__RECORDS SHOWN__.
-------

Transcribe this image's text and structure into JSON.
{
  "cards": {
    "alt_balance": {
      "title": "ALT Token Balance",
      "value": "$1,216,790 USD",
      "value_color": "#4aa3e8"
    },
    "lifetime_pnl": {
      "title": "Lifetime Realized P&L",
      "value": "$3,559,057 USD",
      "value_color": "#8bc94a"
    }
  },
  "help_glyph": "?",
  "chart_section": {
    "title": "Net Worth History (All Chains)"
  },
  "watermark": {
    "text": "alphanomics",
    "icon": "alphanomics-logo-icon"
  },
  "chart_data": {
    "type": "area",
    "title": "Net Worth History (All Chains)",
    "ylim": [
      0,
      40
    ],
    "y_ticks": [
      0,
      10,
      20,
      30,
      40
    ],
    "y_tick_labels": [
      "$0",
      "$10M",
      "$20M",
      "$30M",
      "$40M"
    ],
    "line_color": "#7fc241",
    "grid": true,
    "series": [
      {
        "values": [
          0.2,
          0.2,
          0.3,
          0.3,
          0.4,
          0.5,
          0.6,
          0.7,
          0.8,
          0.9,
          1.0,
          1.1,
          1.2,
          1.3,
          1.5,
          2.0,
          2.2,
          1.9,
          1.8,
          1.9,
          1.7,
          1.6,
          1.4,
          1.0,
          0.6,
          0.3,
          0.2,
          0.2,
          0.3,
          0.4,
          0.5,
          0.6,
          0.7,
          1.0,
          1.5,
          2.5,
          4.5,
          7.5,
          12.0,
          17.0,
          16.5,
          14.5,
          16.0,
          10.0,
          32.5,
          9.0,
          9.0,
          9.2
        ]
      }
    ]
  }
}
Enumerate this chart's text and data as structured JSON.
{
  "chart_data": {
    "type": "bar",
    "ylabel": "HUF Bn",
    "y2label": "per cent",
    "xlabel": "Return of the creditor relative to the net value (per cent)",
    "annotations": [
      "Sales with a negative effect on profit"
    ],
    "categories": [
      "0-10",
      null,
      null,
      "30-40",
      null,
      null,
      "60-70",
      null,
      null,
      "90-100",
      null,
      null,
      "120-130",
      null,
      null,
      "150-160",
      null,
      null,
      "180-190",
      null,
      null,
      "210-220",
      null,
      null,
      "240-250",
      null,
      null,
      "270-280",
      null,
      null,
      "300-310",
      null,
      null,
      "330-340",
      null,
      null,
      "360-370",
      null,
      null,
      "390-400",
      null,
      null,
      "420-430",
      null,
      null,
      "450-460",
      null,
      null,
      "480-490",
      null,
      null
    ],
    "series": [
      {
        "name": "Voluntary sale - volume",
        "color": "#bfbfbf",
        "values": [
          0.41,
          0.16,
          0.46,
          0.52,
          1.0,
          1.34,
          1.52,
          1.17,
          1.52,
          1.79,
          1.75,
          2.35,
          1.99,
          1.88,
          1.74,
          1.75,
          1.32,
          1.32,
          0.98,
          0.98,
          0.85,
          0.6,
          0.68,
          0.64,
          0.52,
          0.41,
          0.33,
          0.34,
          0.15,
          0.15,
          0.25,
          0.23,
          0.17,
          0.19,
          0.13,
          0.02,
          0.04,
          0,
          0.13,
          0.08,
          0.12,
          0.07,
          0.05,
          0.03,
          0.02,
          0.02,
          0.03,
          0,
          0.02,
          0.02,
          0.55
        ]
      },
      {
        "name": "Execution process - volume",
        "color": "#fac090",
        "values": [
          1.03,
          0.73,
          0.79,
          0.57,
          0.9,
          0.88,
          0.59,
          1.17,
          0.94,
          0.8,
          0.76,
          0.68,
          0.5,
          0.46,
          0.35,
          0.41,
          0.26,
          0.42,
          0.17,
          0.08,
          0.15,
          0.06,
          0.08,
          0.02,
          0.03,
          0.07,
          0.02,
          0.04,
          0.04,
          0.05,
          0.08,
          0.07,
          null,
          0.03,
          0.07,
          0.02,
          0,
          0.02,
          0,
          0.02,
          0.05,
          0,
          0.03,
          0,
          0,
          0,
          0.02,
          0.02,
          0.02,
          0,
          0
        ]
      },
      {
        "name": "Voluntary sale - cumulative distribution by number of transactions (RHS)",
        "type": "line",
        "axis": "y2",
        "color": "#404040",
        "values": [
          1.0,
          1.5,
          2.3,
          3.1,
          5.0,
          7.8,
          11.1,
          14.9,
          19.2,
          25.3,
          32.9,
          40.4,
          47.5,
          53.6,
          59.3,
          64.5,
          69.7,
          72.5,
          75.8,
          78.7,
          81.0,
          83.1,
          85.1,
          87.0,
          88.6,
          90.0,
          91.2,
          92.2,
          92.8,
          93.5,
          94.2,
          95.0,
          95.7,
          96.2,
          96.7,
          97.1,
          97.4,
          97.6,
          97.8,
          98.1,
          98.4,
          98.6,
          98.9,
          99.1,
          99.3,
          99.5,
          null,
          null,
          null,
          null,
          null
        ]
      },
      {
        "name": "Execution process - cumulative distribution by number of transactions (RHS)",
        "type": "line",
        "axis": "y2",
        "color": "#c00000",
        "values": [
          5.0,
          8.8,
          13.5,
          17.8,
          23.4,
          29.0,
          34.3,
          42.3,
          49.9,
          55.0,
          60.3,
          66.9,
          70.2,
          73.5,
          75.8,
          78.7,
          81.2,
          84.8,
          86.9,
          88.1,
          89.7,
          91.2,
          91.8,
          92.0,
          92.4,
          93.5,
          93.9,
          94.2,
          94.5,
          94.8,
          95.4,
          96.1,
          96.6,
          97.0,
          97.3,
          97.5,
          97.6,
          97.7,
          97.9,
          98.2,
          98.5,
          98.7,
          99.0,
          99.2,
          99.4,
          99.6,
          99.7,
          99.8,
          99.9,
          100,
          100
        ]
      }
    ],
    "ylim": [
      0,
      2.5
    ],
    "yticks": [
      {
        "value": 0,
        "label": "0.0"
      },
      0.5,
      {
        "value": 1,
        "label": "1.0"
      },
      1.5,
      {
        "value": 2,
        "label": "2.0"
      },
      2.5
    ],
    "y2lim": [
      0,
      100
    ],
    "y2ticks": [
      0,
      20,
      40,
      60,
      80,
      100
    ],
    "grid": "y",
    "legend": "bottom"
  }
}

-------

__WHAT IS BEING ASKED__. Copy each line that holds the word "Execution".

__OUTPUT OF THE TASK__.
        "name": "Execution process - volume",
        "name": "Execution process - cumulative distribution by number of transactions (RHS)",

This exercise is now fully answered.